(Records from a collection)
▼

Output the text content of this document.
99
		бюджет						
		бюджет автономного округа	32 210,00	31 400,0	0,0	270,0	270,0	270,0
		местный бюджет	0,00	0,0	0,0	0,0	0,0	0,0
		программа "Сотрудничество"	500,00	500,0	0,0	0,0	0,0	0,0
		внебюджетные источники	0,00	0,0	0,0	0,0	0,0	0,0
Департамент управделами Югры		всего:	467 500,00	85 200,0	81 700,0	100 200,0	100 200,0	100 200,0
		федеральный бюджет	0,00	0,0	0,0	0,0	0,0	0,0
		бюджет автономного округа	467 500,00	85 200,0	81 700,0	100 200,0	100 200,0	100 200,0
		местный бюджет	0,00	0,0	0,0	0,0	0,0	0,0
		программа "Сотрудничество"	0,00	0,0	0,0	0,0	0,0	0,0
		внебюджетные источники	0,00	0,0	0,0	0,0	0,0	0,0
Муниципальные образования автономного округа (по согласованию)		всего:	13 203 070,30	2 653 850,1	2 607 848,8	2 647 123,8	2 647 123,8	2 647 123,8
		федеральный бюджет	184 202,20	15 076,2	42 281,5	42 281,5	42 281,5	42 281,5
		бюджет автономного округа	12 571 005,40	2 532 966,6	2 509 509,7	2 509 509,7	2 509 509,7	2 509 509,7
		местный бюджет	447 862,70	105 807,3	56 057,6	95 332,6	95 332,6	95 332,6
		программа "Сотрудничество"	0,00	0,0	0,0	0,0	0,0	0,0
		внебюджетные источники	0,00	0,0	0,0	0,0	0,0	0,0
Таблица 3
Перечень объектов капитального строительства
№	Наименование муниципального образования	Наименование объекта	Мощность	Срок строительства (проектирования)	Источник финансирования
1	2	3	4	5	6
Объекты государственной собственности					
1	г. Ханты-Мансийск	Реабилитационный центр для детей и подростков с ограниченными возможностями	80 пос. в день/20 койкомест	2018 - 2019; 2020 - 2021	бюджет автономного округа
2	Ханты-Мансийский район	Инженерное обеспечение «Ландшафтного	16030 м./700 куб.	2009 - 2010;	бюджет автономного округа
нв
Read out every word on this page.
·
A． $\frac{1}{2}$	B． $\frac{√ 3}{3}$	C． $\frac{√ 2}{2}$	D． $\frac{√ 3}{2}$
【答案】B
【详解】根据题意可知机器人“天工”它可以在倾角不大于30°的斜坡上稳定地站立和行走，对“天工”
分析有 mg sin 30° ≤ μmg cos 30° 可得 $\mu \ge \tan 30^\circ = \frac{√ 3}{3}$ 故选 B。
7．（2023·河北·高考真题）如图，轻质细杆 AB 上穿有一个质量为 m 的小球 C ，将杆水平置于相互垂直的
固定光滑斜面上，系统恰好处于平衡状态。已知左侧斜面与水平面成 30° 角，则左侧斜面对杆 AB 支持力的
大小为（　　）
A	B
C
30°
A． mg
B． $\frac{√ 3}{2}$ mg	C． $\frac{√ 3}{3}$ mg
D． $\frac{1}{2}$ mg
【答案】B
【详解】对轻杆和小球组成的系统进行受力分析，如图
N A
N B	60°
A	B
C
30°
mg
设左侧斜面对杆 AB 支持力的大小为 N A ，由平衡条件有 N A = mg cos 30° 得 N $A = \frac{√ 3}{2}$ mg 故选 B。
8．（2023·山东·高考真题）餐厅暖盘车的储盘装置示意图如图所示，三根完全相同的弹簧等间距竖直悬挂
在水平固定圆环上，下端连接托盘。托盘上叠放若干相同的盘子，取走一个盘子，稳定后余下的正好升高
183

▲

◆ Set exercise
Give every line of the material again, exactly as it reads.

◆ Response to this task
Output the text content of this document.
99
		бюджет						
		бюджет автономного округа	32 210,00	31 400,0	0,0	270,0	270,0	270,0
		местный бюджет	0,00	0,0	0,0	0,0	0,0	0,0
		программа "Сотрудничество"	500,00	500,0	0,0	0,0	0,0	0,0
		внебюджетные источники	0,00	0,0	0,0	0,0	0,0	0,0
Департамент управделами Югры		всего:	467 500,00	85 200,0	81 700,0	100 200,0	100 200,0	100 200,0
		федеральный бюджет	0,00	0,0	0,0	0,0	0,0	0,0
		бюджет автономного округа	467 500,00	85 200,0	81 700,0	100 200,0	100 200,0	100 200,0
		местный бюджет	0,00	0,0	0,0	0,0	0,0	0,0
		программа "Сотрудничество"	0,00	0,0	0,0	0,0	0,0	0,0
		внебюджетные источники	0,00	0,0	0,0	0,0	0,0	0,0
Муниципальные образования автономного округа (по согласованию)		всего:	13 203 070,30	2 653 850,1	2 607 848,8	2 647 123,8	2 647 123,8	2 647 123,8
		федеральный бюджет	184 202,20	15 076,2	42 281,5	42 281,5	42 281,5	42 281,5
		бюджет автономного округа	12 571 005,40	2 532 966,6	2 509 509,7	2 509 509,7	2 509 509,7	2 509 509,7
		местный бюджет	447 862,70	105 807,3	56 057,6	95 332,6	95 332,6	95 332,6
		программа "Сотрудничество"	0,00	0,0	0,0	0,0	0,0	0,0
		внебюджетные источники	0,00	0,0	0,0	0,0	0,0	0,0
Таблица 3
Перечень объектов капитального строительства
№	Наименование муниципального образования	Наименование объекта	Мощность	Срок строительства (проектирования)	Источник финансирования
1	2	3	4	5	6
Объекты государственной собственности					
1	г. Ханты-Мансийск	Реабилитационный центр для детей и подростков с ограниченными возможностями	80 пос. в день/20 койкомест	2018 - 2019; 2020 - 2021	бюджет автономного округа
2	Ханты-Мансийский район	Инженерное обеспечение «Ландшафтного	16030 м./700 куб.	2009 - 2010;	бюджет автономного округа
нв
Read out every word on this page.
·
A． $\frac{1}{2}$	B． $\frac{√ 3}{3}$	C． $\frac{√ 2}{2}$	D． $\frac{√ 3}{2}$
【答案】B
【详解】根据题意可知机器人“天工”它可以在倾角不大于30°的斜坡上稳定地站立和行走，对“天工”
分析有 mg sin 30° ≤ μmg cos 30° 可得 $\mu \ge \tan 30^\circ = \frac{√ 3}{3}$ 故选 B。
7．（2023·河北·高考真题）如图，轻质细杆 AB 上穿有一个质量为 m 的小球 C ，将杆水平置于相互垂直的
固定光滑斜面上，系统恰好处于平衡状态。已知左侧斜面与水平面成 30° 角，则左侧斜面对杆 AB 支持力的
大小为（　　）
A	B
C
30°
A． mg
B． $\frac{√ 3}{2}$ mg	C． $\frac{√ 3}{3}$ mg
D． $\frac{1}{2}$ mg
【答案】B
【详解】对轻杆和小球组成的系统进行受力分析，如图
N A
N B	60°
A	B
C
30°
mg
设左侧斜面对杆 AB 支持力的大小为 N A ，由平衡条件有 N A = mg cos 30° 得 N $A = \frac{√ 3}{2}$ mg 故选 B。
8．（2023·山东·高考真题）餐厅暖盘车的储盘装置示意图如图所示，三根完全相同的弹簧等间距竖直悬挂
在水平固定圆环上，下端连接托盘。托盘上叠放若干相同的盘子，取走一个盘子，稳定后余下的正好升高
183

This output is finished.